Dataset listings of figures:
-*-*-
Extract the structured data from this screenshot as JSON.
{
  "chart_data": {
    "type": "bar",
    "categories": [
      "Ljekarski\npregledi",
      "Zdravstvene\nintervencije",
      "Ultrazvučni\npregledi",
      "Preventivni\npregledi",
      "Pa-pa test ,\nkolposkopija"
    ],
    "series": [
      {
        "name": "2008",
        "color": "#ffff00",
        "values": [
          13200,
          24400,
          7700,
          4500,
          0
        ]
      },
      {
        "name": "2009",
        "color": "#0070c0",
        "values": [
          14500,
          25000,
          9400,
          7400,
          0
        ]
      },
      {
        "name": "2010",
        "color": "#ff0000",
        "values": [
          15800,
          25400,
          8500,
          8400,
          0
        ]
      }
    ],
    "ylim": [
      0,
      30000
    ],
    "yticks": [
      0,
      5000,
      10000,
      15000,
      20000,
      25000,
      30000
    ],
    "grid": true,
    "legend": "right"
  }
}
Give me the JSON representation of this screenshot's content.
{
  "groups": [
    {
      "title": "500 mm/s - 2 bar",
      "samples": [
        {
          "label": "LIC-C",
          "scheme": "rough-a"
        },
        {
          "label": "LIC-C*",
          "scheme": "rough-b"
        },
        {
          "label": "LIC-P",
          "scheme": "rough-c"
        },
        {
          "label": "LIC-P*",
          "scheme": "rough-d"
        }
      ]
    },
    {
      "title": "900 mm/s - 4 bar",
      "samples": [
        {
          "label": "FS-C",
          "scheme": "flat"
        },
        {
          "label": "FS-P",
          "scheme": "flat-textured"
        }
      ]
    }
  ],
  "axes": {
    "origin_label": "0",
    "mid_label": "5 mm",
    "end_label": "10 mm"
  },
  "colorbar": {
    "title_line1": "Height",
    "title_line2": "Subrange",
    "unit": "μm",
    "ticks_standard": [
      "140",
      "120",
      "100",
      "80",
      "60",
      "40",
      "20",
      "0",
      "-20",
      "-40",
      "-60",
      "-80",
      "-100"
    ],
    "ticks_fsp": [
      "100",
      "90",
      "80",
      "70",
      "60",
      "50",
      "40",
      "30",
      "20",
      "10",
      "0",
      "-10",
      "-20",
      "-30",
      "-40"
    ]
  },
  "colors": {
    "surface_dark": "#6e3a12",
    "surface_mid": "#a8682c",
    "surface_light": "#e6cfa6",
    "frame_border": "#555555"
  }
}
-*-*-
Your task is to repeat each line of the material exactly.

Extract the structured data from this screenshot as JSON.
{
  "chart_data": {
    "type": "bar",
    "categories": [
      "Ljekarski\npregledi",
      "Zdravstvene\nintervencije",
      "Ultrazvučni\npregledi",
      "Preventivni\npregledi",
      "Pa-pa test ,\nkolposkopija"
    ],
    "series": [
      {
        "name": "2008",
        "color": "#ffff00",
        "values": [
          13200,
          24400,
          7700,
          4500,
          0
        ]
      },
      {
        "name": "2009",
        "color": "#0070c0",
        "values": [
          14500,
          25000,
          9400,
          7400,
          0
        ]
      },
      {
        "name": "2010",
        "color": "#ff0000",
        "values": [
          15800,
          25400,
          8500,
          8400,
          0
        ]
      }
    ],
    "ylim": [
      0,
      30000
    ],
    "yticks": [
      0,
      5000,
      10000,
      15000,
      20000,
      25000,
      30000
    ],
    "grid": true,
    "legend": "right"
  }
}
Give me the JSON representation of this screenshot's content.
{
  "groups": [
    {
      "title": "500 mm/s - 2 bar",
      "samples": [
        {
          "label": "LIC-C",
          "scheme": "rough-a"
        },
        {
          "label": "LIC-C*",
          "scheme": "rough-b"
        },
        {
          "label": "LIC-P",
          "scheme": "rough-c"
        },
        {
          "label": "LIC-P*",
          "scheme": "rough-d"
        }
      ]
    },
    {
      "title": "900 mm/s - 4 bar",
      "samples": [
        {
          "label": "FS-C",
          "scheme": "flat"
        },
        {
          "label": "FS-P",
          "scheme": "flat-textured"
        }
      ]
    }
  ],
  "axes": {
    "origin_label": "0",
    "mid_label": "5 mm",
    "end_label": "10 mm"
  },
  "colorbar": {
    "title_line1": "Height",
    "title_line2": "Subrange",
    "unit": "μm",
    "ticks_standard": [
      "140",
      "120",
      "100",
      "80",
      "60",
      "40",
      "20",
      "0",
      "-20",
      "-40",
      "-60",
      "-80",
      "-100"
    ],
    "ticks_fsp": [
      "100",
      "90",
      "80",
      "70",
      "60",
      "50",
      "40",
      "30",
      "20",
      "10",
      "0",
      "-10",
      "-20",
      "-30",
      "-40"
    ]
  },
  "colors": {
    "surface_dark": "#6e3a12",
    "surface_mid": "#a8682c",
    "surface_light": "#e6cfa6",
    "frame_border": "#555555"
  }
}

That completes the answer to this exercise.